*TASK BRIEF*. Find the string "this" in the records. Copy every line it appears in.

------ STORED ROWS

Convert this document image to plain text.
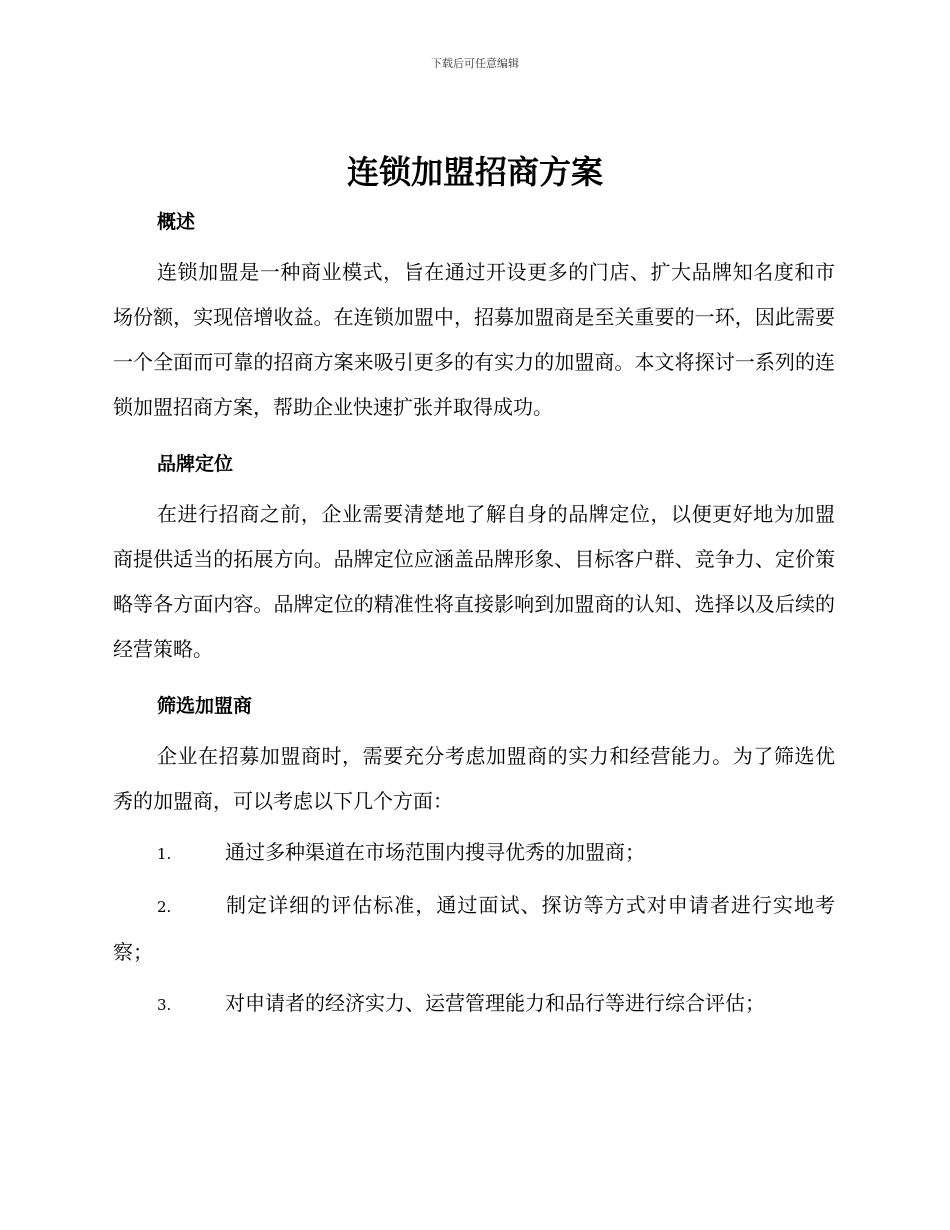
下载后可任意编辑
连锁加盟招商方案
概述

连锁加盟是一种商业模式，旨在通过开设更多的门店、扩大品牌知名度和市场份额，实现倍增收益。在连锁加盟中，招募加盟商是至关重要的一环，因此需要一个全面而可靠的招商方案来吸引更多的有实力的加盟商。本文将探讨一系列的连锁加盟招商方案，帮助企业快速扩张并取得成功。

品牌定位

在进行招商之前，企业需要清楚地了解自身的品牌定位，以便更好地为加盟商提供适当的拓展方向。品牌定位应涵盖品牌形象、目标客户群、竞争力、定价策略等各方面内容。品牌定位的精准性将直接影响到加盟商的认知、选择以及后续的经营策略。

筛选加盟商

企业在招募加盟商时，需要充分考虑加盟商的实力和经营能力。为了筛选优秀的加盟商，可以考虑以下几个方面：

1.	通过多种渠道在市场范围内搜寻优秀的加盟商；

2.	制定详细的评估标准，通过面试、探访等方式对申请者进行实地考察；

3.	对申请者的经济实力、运营管理能力和品行等进行综合评估；
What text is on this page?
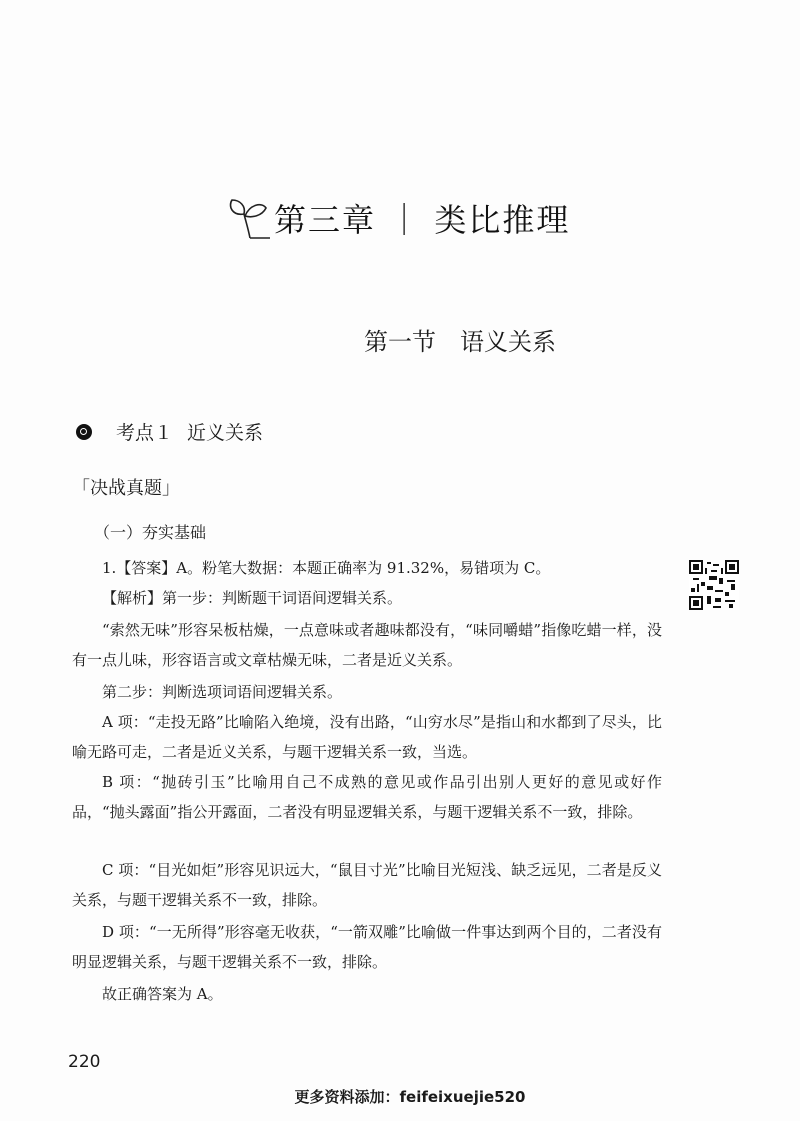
第三章 ｜ 类比推理
第一节 语义关系
考点１ 近义关系
「决战真题」
（一）夯实基础

1.【答案】A。粉笔大数据：本题正确率为 91.32%，易错项为 C。

【解析】第一步：判断题干词语间逻辑关系。

“索然无味”形容呆板枯燥，一点意味或者趣味都没有，“味同嚼蜡”指像吃蜡一样，没有一点儿味，形容语言或文章枯燥无味，二者是近义关系。

第二步：判断选项词语间逻辑关系。

A 项：“走投无路”比喻陷入绝境，没有出路，“山穷水尽”是指山和水都到了尽头，比喻无路可走，二者是近义关系，与题干逻辑关系一致，当选。

B 项：“抛砖引玉”比喻用自己不成熟的意见或作品引出别人更好的意见或好作品，“抛头露面”指公开露面，二者没有明显逻辑关系，与题干逻辑关系不一致，排除。

C 项：“目光如炬”形容见识远大，“鼠目寸光”比喻目光短浅、缺乏远见，二者是反义关系，与题干逻辑关系不一致，排除。

D 项：“一无所得”形容毫无收获，“一箭双雕”比喻做一件事达到两个目的，二者没有明显逻辑关系，与题干逻辑关系不一致，排除。

故正确答案为 A。

220
更多资料添加：feifeixuejie520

------------

*THE SOLUTION*.
Convert this document image to plain text.
What text is on this page?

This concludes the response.